═══ Records to use ═══

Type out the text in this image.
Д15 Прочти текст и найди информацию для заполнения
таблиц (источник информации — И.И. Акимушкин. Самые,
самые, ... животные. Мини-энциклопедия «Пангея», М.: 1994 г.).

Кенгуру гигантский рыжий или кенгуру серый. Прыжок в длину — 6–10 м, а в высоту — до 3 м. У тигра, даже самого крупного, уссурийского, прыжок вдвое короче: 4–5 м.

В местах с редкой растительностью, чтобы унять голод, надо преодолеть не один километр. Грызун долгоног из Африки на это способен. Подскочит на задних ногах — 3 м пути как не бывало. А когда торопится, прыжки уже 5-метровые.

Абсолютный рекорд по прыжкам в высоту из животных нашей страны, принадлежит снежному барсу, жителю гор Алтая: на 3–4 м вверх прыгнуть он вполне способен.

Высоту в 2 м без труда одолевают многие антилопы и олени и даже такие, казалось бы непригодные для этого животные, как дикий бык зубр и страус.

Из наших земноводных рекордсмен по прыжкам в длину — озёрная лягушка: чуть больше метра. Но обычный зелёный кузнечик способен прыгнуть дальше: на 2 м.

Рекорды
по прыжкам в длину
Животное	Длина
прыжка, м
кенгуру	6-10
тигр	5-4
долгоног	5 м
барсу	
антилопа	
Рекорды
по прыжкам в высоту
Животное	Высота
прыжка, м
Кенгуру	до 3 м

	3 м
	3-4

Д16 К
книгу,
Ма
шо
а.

═══

*What to produce:* List each line of the entries that holds the string "длину".

*Correct result:*
Кенгуру гигантский рыжий или кенгуру серый. Прыжок в длину — 6–10 м, а в высоту — до 3 м. У тигра, даже самого крупного, уссурийского, прыжок вдвое короче: 4–5 м.
Из наших земноводных рекордсмен по прыжкам в длину — озёрная лягушка: чуть больше метра. Но обычный зелёный кузнечик способен прыгнуть дальше: на 2 м.
по прыжкам в длину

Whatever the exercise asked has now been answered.